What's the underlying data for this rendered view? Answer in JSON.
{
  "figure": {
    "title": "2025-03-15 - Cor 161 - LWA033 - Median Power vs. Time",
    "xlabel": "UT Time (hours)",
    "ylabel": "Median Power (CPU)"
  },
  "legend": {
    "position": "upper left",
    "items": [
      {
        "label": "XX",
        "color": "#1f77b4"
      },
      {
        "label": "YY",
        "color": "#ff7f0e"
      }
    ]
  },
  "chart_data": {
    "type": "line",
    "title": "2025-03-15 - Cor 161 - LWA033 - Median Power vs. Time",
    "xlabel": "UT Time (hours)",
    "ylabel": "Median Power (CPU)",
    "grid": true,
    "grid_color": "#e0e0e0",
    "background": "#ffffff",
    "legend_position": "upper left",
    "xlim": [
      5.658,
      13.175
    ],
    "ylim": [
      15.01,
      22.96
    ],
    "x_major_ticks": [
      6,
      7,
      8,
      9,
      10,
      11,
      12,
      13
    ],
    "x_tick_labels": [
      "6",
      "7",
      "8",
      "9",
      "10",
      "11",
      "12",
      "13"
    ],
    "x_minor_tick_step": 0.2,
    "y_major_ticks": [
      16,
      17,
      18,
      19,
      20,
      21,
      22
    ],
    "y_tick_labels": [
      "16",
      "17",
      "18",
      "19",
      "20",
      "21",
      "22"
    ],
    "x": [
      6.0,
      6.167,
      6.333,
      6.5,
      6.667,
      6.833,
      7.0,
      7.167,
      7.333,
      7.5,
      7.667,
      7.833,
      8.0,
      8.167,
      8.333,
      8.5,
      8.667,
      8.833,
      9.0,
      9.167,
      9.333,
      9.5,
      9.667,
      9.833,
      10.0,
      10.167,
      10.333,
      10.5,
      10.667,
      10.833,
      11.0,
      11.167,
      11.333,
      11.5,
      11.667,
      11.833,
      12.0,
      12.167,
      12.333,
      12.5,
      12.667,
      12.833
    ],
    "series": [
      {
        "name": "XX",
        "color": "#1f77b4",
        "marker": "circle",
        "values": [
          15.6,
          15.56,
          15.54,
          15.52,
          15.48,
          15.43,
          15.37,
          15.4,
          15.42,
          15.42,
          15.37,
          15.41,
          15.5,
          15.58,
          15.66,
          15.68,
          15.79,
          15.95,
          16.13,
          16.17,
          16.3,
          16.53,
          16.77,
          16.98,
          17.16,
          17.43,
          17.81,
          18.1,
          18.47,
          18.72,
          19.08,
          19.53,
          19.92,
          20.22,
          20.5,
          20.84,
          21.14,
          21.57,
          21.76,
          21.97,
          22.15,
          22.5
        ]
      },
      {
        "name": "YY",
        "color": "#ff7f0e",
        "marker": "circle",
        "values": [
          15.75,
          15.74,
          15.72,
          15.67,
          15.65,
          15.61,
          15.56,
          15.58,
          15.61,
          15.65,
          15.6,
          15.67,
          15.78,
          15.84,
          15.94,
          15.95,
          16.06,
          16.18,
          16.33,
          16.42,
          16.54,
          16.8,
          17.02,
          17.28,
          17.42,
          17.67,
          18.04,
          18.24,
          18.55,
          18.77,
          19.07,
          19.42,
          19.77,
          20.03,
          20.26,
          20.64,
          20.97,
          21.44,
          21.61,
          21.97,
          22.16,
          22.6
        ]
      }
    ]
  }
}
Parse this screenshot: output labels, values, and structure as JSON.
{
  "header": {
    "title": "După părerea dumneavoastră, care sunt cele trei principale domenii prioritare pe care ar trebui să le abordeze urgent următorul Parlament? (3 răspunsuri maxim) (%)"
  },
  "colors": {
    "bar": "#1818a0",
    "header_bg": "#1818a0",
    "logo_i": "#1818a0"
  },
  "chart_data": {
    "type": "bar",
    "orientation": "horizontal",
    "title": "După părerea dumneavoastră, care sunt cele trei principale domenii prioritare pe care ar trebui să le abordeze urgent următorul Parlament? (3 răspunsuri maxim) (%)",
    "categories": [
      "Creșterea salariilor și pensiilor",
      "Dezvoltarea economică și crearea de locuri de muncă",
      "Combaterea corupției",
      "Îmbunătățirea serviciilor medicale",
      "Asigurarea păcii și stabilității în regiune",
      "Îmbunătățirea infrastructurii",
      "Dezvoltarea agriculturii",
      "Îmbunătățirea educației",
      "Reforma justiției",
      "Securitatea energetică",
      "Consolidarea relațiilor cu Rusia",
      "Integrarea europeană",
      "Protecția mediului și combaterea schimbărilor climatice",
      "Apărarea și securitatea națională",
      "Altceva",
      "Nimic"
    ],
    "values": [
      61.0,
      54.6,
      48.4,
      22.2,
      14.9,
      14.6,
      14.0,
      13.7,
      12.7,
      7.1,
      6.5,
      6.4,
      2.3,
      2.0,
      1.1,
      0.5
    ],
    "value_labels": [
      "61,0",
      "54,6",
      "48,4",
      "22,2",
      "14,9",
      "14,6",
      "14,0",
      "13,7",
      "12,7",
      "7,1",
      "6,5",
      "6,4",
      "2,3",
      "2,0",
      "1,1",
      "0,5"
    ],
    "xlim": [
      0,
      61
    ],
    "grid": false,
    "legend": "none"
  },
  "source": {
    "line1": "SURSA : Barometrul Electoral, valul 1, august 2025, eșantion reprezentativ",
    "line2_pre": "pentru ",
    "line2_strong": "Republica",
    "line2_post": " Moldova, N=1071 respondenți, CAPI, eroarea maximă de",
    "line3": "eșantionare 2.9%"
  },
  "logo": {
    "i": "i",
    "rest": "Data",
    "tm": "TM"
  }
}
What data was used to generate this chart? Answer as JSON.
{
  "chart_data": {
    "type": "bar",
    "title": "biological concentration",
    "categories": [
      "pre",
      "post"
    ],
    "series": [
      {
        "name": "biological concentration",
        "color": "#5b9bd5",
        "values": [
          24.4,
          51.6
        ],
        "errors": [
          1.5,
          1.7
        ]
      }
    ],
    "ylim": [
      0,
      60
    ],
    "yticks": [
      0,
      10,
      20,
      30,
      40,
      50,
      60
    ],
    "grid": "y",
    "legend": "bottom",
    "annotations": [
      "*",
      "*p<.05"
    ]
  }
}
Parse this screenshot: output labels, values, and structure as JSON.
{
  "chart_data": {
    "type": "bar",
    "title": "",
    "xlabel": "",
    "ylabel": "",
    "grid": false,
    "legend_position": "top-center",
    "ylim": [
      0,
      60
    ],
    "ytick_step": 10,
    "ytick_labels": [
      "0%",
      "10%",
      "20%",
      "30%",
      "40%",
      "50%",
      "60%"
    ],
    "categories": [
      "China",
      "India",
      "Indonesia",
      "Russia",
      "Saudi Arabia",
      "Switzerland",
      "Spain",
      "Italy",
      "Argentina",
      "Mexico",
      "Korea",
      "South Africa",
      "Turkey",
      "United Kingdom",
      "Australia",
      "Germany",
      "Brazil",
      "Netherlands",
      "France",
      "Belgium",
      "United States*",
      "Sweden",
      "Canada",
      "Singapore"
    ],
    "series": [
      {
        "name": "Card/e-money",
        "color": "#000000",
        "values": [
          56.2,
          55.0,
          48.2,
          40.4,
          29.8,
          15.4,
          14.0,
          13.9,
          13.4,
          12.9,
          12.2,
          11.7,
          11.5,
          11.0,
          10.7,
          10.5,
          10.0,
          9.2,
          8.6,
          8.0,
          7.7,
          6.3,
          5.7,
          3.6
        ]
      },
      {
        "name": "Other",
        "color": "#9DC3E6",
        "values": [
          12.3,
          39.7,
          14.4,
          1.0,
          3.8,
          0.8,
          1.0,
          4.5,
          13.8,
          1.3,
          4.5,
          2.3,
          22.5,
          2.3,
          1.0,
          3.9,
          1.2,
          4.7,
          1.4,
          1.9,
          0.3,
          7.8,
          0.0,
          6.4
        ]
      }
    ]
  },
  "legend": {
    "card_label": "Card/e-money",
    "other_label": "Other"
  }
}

EXERCISE DETAILS →
Look over the listing. Pull out every line with the string "concentration" in it.

FINAL ANSWER →
    "title": "biological concentration",
        "name": "biological concentration",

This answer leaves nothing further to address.